AMD have pushed out 3 identical cards, 7970M - 8970M - R9 M290X where the last one, M290X, got a tiny 50MHz bump. Atleast Nvidia gave us something new with GTX 780M with more cores and a more agressive clocks. But they should have stopped there instead of getting greedy and pushing out a broken rebrand card operating on the edge of whats possible in a notebook.
pidge, although that he bought an Alienware notebook with the 880M to try to investigate, I find it strange that Nvidia have to go out and buy notebooks, instead of doing testing inside their own facility where they surely have a ton of these dead old GK104 chips laying around in piles.
Unless they have more than less given up on using too much effort and energy on fixing a 2.5 year old architecture. Its nothing wrong with the Kepler architecture, but like I said in my previous posts, GTX 880M aka GK104 @ 1GHz should have never been put out and launched for Average Joe to buy and expect to run all cool and stable. For enthusiasts that know the pro`s and con`s of such clocks, maybe, but I believe its a thin line between GPU Boost working on 990MHz and throttling inside a little notebook, which seems to be the case for many people.

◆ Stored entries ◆
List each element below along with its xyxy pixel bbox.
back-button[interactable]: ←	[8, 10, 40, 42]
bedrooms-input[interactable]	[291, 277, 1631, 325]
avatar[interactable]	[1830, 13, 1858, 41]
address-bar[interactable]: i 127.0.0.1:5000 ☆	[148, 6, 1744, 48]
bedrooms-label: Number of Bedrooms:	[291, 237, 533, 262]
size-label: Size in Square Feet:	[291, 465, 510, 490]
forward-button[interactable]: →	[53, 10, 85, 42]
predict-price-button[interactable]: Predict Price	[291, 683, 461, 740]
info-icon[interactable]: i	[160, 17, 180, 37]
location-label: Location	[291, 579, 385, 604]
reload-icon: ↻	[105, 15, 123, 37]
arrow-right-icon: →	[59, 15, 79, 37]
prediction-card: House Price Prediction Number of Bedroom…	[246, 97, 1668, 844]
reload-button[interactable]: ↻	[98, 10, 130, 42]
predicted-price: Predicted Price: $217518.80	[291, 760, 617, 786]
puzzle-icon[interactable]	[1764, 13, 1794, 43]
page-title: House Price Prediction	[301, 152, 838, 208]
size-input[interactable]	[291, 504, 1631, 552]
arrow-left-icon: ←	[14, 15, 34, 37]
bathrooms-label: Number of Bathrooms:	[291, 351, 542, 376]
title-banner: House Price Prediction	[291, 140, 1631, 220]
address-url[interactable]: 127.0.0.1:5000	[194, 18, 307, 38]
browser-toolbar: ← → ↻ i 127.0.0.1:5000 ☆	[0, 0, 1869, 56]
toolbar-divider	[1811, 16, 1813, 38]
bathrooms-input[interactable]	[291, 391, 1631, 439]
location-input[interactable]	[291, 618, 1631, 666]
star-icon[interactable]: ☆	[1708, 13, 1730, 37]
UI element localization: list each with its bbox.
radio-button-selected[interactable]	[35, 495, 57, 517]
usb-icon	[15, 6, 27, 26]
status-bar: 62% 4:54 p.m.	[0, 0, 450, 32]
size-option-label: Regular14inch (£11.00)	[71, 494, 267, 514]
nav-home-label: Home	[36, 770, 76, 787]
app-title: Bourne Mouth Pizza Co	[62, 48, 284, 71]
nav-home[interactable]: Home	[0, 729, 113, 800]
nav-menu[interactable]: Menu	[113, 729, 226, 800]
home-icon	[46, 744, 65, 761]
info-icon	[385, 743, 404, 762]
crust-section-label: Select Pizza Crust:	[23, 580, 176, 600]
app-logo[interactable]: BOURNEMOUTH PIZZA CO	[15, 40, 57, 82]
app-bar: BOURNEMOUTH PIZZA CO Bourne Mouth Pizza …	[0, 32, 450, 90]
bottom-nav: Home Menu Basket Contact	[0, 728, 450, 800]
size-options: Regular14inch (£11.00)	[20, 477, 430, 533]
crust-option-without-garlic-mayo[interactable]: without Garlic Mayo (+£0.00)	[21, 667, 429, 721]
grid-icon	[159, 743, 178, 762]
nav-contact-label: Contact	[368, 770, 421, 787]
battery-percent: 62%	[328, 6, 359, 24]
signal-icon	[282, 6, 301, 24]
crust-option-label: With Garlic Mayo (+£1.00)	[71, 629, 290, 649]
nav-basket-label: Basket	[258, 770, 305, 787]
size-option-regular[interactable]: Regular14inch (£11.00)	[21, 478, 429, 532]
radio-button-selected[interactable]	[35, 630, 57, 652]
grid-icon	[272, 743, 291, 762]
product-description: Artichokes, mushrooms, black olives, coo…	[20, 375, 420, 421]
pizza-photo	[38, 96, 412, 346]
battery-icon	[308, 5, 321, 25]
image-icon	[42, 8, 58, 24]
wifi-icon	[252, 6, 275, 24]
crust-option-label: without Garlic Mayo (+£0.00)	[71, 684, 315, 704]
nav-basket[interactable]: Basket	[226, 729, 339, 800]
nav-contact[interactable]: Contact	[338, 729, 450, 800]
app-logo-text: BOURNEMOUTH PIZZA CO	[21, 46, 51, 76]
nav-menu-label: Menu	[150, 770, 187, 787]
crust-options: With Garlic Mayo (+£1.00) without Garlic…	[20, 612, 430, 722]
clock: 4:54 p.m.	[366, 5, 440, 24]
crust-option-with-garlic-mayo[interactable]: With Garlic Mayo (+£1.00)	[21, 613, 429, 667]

◆ SET TASK 1 ◆
Set down every line of the stored entries, unchanged, from the very start of the entries down to the line containing "618, 1631, 666]", with both of those lines included.
◆ SET TASK 2 ◆
Write the next part of the forum post about the GTX 880M, picking up right after its last sentence.
The forum post and the stored entries have no connection to each other.

◆ EXPECTED ANSWER 1 ◆
List each element below along with its xyxy pixel bbox.
back-button[interactable]: ←	[8, 10, 40, 42]
bedrooms-input[interactable]	[291, 277, 1631, 325]
avatar[interactable]	[1830, 13, 1858, 41]
address-bar[interactable]: i 127.0.0.1:5000 ☆	[148, 6, 1744, 48]
bedrooms-label: Number of Bedrooms:	[291, 237, 533, 262]
size-label: Size in Square Feet:	[291, 465, 510, 490]
forward-button[interactable]: →	[53, 10, 85, 42]
predict-price-button[interactable]: Predict Price	[291, 683, 461, 740]
info-icon[interactable]: i	[160, 17, 180, 37]
location-label: Location	[291, 579, 385, 604]
reload-icon: ↻	[105, 15, 123, 37]
arrow-right-icon: →	[59, 15, 79, 37]
prediction-card: House Price Prediction Number of Bedroom…	[246, 97, 1668, 844]
reload-button[interactable]: ↻	[98, 10, 130, 42]
predicted-price: Predicted Price: $217518.80	[291, 760, 617, 786]
puzzle-icon[interactable]	[1764, 13, 1794, 43]
page-title: House Price Prediction	[301, 152, 838, 208]
size-input[interactable]	[291, 504, 1631, 552]
arrow-left-icon: ←	[14, 15, 34, 37]
bathrooms-label: Number of Bathrooms:	[291, 351, 542, 376]
title-banner: House Price Prediction	[291, 140, 1631, 220]
address-url[interactable]: 127.0.0.1:5000	[194, 18, 307, 38]
browser-toolbar: ← → ↻ i 127.0.0.1:5000 ☆	[0, 0, 1869, 56]
toolbar-divider	[1811, 16, 1813, 38]
bathrooms-input[interactable]	[291, 391, 1631, 439]
location-input[interactable]	[291, 618, 1631, 666]

◆ EXPECTED ANSWER 2 ◆
People should be warned to not buy the GTX 880M. OEMs should refuse to out them inside their notebooks. Not gonna happen though, Nvidia trick people with their rebrand marketing, OEMs are there to make money, its sad, because that could have pushed forward the launch of Maxwell GTX 880MX/980M which again probably will be as stable and cool as a GTX 680M.
Instead we are waiting. Waiting for AMD to make a move, hopefully to push Nvidia to release the damn chip, because shure as hell Nvidia won`t lead, but rather follow and one up AMD like the cowards they are. I know when it is launching, and it sucks to wait while Nvidia got the chip ready to go inside a notebook.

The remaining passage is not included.